BEGIN Excerpted text

Truth be told, from the late 20’s and up, going to groups for “singles” kinda stinks. The guys left over who are around 30 are often divorced, have comb-overs and used to work for IBM but still use pocket protectors and wear fanny packs. You know? Ouch. I just CAN’T date a guy with a fanny pack or a comb-over! I’d be so tempted to shave his head! That spells “Slim pickin’s”. My current social life consists of no opportunity to meet someone I’d like to date.

I tried the online dating thing a few years ago. Nobody was interested in me except for these sleazebags who are total skeevers. I prefer to meet someone in person, but that’s hard to accomplish when I’ve got to figure out how to work with the plans social groups often make spur-of-the-moment which I can’t participate in (“Hey, let’s go…” to the movies = migraines, bowling = can’t with CRPS in my arm unless I want to be a fly on the wall (not my style), walking at the park = fainting on a guy could definitely be dramatic but that’s not what I’m aiming for, dining out = wish you had told me sooner so I could have packed my cooler and I sure hope the place is Handicap Accessible!).

END Excerpted text

§ **Problem to solve**:
Print everything in the dating passage from "Truth be told, from" down to "like to date.". None of the items here is needed.

BEGIN Dataset

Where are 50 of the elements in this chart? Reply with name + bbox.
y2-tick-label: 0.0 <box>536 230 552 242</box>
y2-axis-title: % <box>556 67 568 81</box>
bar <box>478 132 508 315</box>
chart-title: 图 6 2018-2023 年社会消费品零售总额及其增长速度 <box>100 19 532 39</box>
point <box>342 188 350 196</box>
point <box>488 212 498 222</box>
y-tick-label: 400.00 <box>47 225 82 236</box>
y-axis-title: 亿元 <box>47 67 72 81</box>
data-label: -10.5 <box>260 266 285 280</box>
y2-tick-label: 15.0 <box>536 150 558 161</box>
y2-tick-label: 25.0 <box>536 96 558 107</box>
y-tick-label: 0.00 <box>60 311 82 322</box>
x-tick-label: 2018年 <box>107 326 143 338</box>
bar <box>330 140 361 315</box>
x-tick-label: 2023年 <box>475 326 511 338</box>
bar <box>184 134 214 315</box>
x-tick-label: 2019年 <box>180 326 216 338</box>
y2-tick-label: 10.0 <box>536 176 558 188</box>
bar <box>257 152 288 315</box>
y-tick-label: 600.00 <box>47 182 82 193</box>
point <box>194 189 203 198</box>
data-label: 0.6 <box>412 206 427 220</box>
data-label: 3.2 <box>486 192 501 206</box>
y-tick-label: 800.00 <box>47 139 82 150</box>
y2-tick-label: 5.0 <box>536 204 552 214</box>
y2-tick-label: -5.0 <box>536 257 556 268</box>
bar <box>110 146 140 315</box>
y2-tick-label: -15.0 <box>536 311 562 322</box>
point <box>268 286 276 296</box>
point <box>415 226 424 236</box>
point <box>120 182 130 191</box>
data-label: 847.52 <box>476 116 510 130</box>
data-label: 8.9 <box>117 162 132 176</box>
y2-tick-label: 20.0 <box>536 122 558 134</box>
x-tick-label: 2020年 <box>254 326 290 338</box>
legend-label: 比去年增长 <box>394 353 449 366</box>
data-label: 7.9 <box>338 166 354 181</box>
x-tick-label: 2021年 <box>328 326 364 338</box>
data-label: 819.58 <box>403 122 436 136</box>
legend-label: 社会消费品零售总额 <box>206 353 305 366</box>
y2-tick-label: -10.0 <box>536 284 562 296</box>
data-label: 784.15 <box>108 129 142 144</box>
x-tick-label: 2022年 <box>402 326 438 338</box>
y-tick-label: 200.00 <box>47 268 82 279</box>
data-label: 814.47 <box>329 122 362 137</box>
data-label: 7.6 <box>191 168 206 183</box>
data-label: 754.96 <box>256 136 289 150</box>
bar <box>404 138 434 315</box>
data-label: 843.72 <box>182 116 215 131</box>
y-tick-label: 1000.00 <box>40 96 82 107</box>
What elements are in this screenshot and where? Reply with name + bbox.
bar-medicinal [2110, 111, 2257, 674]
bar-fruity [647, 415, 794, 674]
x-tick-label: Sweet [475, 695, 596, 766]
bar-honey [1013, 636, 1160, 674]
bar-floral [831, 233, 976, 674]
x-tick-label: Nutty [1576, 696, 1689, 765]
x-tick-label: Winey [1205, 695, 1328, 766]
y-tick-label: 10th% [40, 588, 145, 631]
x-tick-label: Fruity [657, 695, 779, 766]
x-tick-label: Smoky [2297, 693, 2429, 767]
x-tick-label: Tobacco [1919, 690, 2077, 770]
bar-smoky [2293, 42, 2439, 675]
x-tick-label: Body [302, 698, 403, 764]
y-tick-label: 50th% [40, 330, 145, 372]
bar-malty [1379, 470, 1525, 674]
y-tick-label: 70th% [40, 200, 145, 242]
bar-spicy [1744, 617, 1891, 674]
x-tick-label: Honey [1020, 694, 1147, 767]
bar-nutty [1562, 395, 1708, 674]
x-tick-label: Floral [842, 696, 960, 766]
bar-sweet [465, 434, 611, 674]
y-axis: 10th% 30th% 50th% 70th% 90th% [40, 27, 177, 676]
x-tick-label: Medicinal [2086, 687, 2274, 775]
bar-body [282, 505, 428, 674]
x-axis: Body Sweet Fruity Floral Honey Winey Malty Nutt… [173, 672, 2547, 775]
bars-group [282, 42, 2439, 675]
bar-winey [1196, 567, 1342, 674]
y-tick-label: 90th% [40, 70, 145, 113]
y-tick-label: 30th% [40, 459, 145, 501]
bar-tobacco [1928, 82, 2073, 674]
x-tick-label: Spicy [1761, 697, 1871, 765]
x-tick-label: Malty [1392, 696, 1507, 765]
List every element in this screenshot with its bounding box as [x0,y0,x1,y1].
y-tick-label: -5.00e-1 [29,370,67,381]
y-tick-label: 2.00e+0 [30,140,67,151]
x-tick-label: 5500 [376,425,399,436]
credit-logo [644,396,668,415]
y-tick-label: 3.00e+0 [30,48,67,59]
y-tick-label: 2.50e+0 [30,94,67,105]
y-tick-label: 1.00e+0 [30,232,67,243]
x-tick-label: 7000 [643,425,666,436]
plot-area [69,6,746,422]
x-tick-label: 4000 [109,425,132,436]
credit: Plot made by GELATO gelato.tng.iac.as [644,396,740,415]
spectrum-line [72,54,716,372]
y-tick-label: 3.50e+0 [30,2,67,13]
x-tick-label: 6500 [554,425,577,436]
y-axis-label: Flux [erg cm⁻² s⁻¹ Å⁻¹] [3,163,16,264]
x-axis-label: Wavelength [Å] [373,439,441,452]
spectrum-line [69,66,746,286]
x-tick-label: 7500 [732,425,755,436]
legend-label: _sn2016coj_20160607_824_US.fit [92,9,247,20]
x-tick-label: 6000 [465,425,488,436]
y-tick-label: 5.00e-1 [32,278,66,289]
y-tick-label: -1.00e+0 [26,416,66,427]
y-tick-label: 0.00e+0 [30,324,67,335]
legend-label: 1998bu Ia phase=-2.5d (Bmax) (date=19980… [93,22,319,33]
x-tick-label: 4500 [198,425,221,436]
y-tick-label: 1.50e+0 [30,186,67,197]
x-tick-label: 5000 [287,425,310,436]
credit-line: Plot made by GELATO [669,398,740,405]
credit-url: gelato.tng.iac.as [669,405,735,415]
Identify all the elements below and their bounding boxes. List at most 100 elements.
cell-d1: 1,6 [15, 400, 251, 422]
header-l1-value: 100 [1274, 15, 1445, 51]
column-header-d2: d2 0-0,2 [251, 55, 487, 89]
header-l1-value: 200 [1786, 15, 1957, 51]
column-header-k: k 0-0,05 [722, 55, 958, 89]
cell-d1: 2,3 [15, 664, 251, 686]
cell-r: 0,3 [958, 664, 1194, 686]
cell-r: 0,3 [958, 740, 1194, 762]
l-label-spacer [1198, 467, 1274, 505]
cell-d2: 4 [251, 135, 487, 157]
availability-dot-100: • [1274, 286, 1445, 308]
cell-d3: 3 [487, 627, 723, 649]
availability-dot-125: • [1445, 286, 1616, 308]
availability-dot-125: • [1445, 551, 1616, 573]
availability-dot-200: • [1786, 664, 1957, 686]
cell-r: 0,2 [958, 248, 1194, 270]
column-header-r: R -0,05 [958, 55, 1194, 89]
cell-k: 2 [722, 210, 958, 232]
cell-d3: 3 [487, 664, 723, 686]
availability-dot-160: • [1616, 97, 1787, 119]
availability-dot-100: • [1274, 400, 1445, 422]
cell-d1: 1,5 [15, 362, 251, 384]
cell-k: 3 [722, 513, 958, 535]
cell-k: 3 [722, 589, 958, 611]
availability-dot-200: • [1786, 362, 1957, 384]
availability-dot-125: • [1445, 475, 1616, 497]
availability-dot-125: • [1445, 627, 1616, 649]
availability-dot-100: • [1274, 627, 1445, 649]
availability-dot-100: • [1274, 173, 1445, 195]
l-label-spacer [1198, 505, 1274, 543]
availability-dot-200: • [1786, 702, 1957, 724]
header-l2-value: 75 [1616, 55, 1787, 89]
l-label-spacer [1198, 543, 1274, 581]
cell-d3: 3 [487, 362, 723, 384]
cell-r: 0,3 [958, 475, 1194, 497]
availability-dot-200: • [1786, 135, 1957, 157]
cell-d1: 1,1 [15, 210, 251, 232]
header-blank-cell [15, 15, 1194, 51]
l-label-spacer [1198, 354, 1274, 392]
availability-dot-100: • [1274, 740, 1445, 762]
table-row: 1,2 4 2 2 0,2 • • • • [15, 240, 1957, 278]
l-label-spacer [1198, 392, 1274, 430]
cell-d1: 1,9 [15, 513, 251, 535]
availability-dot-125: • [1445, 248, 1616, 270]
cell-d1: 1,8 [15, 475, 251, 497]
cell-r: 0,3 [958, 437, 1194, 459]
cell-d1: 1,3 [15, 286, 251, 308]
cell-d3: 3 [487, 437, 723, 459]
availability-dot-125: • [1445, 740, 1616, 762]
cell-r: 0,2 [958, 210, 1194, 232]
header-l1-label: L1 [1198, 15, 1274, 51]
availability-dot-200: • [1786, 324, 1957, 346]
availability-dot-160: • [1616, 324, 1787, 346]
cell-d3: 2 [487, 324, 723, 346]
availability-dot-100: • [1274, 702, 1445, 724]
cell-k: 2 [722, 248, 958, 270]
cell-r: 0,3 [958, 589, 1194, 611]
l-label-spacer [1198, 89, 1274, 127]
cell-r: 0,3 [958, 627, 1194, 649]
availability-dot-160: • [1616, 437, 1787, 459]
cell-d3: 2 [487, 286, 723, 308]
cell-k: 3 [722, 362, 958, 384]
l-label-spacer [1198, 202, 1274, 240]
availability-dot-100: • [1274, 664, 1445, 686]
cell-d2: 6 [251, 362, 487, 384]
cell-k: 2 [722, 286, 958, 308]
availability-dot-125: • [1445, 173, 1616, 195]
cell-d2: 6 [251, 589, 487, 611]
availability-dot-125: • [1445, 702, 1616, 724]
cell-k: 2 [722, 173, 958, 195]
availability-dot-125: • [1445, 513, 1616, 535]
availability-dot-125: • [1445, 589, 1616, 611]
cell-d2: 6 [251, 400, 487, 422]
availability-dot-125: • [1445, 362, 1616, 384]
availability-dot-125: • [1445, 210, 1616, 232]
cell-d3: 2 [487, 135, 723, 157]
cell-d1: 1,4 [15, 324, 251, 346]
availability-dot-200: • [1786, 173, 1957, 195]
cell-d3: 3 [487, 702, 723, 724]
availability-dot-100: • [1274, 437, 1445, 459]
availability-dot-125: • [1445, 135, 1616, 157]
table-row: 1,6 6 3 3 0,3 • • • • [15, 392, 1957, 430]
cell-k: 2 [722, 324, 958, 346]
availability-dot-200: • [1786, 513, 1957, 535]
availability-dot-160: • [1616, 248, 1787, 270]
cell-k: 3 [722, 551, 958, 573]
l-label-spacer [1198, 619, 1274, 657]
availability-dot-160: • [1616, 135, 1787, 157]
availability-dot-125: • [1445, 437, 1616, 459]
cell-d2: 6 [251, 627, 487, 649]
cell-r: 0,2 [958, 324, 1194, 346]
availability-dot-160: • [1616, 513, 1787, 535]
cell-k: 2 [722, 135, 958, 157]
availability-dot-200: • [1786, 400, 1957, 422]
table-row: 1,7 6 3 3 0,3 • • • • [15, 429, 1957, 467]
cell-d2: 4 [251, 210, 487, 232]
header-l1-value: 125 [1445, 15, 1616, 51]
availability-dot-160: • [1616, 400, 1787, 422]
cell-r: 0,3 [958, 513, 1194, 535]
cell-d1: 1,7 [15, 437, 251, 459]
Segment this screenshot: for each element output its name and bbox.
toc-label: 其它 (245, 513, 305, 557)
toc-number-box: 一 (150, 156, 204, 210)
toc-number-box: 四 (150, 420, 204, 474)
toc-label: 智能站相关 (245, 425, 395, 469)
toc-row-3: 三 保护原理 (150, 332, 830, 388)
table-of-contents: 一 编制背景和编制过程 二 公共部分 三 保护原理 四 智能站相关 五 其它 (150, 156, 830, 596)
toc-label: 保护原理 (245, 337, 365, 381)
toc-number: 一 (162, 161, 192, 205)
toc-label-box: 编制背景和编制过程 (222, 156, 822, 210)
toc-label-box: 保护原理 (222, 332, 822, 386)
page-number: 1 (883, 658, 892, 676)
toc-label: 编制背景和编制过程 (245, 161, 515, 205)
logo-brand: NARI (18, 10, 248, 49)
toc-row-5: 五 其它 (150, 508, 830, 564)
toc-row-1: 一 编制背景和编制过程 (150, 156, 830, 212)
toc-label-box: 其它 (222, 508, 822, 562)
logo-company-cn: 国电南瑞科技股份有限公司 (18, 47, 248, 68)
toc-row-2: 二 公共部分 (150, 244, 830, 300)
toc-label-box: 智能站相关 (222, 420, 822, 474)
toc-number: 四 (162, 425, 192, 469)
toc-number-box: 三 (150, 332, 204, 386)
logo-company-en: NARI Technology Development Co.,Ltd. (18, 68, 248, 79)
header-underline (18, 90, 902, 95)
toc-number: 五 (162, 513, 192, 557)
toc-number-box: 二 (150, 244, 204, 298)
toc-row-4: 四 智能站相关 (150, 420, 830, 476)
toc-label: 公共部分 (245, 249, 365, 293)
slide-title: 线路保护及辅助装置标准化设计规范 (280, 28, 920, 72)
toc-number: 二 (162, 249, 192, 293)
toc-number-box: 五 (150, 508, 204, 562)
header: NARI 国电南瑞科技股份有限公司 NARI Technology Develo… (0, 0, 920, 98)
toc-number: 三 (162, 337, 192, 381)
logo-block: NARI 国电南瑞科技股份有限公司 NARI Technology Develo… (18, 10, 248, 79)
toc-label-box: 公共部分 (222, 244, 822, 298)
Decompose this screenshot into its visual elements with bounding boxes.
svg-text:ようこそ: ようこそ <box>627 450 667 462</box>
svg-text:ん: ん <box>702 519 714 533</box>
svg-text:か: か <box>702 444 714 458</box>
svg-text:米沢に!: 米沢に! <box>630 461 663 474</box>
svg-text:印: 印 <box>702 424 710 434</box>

END Dataset

§ **Output for this task**:
Truth be told, from the late 20’s and up, going to groups for “singles” kinda stinks. The guys left over who are around 30 are often divorced, have comb-overs and used to work for IBM but still use pocket protectors and wear fanny packs. You know? Ouch. I just CAN’T date a guy with a fanny pack or a comb-over! I’d be so tempted to shave his head! That spells “Slim pickin’s”. My current social life consists of no opportunity to meet someone I’d like to date.